* **QUESTÕES E EXERCÍCIOS**
#1 Indique se cada afirmação concorda com o texto apresentado, respondendo sim ou não e citando literalmente as palavras que o comprovam: (a) a mulher na máquina da verdade garante que nunca roubou o cordão de ouro da mãe; (b) no texto apresentado declara-se acreditar na existência de génios; (c) as jovens gerações conhecem a obra de Agustina Bessa-Luís.
#2 Repita fielmente o trecho do texto apresentado que começa com as palavras que contêm "E eu deliro" e termina em "têm sempre razão.".

* **TEXTO APRESENTADO**
* * * * * * * * *

ANABELA BORGES |
Ainda agora aqui
cheguei.
Deixem que me
acomode melhor. Ver melhor. Observar melhor. Pensar. Reflectir sobre.
Ainda agora aqui
cheguei.
Já falaram bem e
mal do Herberto Helder, bem e mal do Manoel de Oliveira, bem e mal do Günter
Grass. Já se digladiaram, porque todos eram Charlie mas uns eram mais do que
outros. Já disputaram posições, porque uns acharam bem a prisão preventiva do
ex-primeiro ministro e outros classificaram o acto como o maior erro judicial
de todos os tempos. Já consideraram o partido de Tsipras o melhor partido do
mundo, a salvação da Grécia e da Europa. Já falaram mal de todo o autor
português que tenha menos de 60 anos. Falam mal de todo o artista que ganha
fama: falam mal do Peixoto, do Mãe, da Vasconcelos. Falam mal de qualquer um. É
assim que fazem cultura. Misturam tudo, tudo no mesmo saco. Eu digo,
“ingratos”. Já se reuniram num círculo fechado de aço para, entre si, se
elogiarem e auto-elogiarem, muitas das vezes com as invejas uns dos outros,
como ratas velhas, escondendo trapaças por detrás das orelhas. E como aquilo é
um círculo fechado, um bicho auto-sustentável há que continuar o caminho da
fingida devoção. Todos são muito bons em decidir o melhor e o pior das coisas.
E eu deliro com tudo o que diga respeito a génios (que não acredito na sua
existência) e aos rótulos “o melhor”, “o maior”, “o mais belo”, “o pior”. “Ingratos”,
eu digo. Eu digo, “Esperem. Não se precipitem”. Mas não, não me adianta pedir
calma a ninguém. Ninguém tem calma. É tudo desenfreado. Tudo fala de enfiada. Não
pelos meios-termos, as meias-medidas, que talvez trouxessem o mundo mais
acomodado de igualdades, sem tanta assimetria.
Ali ao lado, a
mulher, na máquina da verdade, assegura que nunca roubou o cordão de ouro da
sua mãe. A máquina diz que é verdade. Está safa. Já não será apelidada de
ladra. A máquina é que sabe. As máquinas têm sempre razão.
E eu penso,
“Muitos de nós vós deveríeis ir à máquina da verdade”.
Lembro-me, por exemplo – lembro-me muitas vezes – que a Agustina Bessa-Luís ainda está viva e não divulgam a obra dela, não fazem programas sobre ela, não falam nela, no que é e no que foi. Fazem-na esquecida de existir ainda. As jovens gerações não lhe conhecem nem nome nem obra. E eu penso, “O que dirão da Agustina quando ela morrer?”.
Esse bicho
pavoroso que se auto-alimenta é um dos escafandros que contribui para o estado
em que a cultura se encontra-Não-se-encontra. Não aceitam nada de novo. Não
acreditam em nada, só para serem conta tudo. Esses Velhos do Restelo, a dizerem
«[…] Ó glória de mandar! / Ó vã cobiça
[…] // Chamam-te ilustre, chamam-te subida, / Sendo dina de infames vitupérios;
/ Chamam-te Fama e Glória soberana, / Nomes com quem se o povo néscio engana![…]»*.

* * * * * * * * *

* **DADOS BRUTOS**
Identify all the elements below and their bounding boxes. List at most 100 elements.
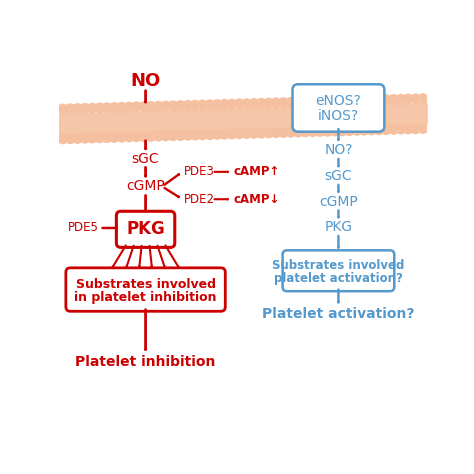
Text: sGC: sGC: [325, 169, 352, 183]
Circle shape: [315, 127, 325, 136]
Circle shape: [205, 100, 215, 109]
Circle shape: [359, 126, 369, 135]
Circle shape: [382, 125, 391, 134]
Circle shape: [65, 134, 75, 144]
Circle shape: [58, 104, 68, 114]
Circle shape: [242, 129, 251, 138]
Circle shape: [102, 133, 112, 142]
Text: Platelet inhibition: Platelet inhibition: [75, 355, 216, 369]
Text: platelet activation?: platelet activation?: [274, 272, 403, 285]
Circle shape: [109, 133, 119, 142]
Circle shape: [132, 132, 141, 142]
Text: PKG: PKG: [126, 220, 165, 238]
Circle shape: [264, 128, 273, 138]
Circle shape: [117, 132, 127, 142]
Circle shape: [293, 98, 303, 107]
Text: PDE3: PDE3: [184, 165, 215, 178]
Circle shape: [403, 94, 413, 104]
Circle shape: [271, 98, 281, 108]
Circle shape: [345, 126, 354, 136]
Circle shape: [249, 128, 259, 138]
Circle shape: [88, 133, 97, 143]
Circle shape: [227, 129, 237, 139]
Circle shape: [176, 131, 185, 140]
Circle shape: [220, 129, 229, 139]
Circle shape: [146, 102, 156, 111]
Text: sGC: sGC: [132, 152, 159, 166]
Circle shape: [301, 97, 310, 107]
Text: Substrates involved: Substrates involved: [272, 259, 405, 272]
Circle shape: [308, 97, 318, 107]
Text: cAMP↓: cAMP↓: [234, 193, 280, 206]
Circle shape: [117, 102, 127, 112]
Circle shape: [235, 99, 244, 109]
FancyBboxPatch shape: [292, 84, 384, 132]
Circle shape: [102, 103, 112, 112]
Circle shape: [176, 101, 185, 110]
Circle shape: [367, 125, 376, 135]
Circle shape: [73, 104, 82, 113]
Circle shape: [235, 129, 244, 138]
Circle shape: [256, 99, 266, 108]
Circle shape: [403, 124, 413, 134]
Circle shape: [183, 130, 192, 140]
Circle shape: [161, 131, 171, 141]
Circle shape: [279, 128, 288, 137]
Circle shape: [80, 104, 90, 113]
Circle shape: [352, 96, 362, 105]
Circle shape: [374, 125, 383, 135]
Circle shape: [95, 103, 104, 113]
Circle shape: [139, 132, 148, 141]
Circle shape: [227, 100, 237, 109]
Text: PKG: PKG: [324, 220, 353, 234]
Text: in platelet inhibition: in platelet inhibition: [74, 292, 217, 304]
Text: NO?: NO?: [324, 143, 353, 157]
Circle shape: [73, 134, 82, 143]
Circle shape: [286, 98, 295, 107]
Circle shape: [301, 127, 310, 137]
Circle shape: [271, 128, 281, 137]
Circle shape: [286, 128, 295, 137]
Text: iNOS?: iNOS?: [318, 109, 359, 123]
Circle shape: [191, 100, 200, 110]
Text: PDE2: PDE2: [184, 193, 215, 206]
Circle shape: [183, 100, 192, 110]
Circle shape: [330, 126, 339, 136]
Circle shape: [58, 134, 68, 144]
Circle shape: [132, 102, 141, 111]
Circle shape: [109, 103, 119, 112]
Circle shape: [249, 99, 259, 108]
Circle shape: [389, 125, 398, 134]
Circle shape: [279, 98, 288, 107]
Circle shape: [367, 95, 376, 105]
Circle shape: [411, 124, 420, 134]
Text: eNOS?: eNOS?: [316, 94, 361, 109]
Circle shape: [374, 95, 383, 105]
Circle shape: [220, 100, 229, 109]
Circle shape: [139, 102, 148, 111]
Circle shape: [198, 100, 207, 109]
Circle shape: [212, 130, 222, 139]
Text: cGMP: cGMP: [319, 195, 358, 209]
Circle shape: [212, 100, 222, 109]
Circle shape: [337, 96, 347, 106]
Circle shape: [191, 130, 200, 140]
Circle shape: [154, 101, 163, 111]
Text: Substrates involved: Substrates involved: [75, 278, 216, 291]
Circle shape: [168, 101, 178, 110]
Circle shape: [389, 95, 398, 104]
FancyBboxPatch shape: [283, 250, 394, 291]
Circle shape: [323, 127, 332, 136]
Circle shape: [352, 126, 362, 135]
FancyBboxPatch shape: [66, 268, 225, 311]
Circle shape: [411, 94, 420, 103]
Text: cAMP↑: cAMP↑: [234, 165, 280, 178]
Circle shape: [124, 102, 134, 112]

* * * * * * * * *

* **CONJUNTO DE RESPOSTAS**
#1
(a) Sim: "assegura que nunca roubou o cordão de ouro da sua mãe".
(b) Não: "que não acredito na sua existência".
(c) Não: "As jovens gerações não lhe conhecem nem nome nem obra."

#2
E eu deliro com tudo o que diga respeito a génios (que não acredito na sua
existência) e aos rótulos “o melhor”, “o maior”, “o mais belo”, “o pior”. “Ingratos”,
eu digo. Eu digo, “Esperem. Não se precipitem”. Mas não, não me adianta pedir
calma a ninguém. Ninguém tem calma. É tudo desenfreado. Tudo fala de enfiada. Não
pelos meios-termos, as meias-medidas, que talvez trouxessem o mundo mais
acomodado de igualdades, sem tanta assimetria.
Ali ao lado, a
mulher, na máquina da verdade, assegura que nunca roubou o cordão de ouro da
sua mãe. A máquina diz que é verdade. Está safa. Já não será apelidada de
ladra. A máquina é que sabe. As máquinas têm sempre razão.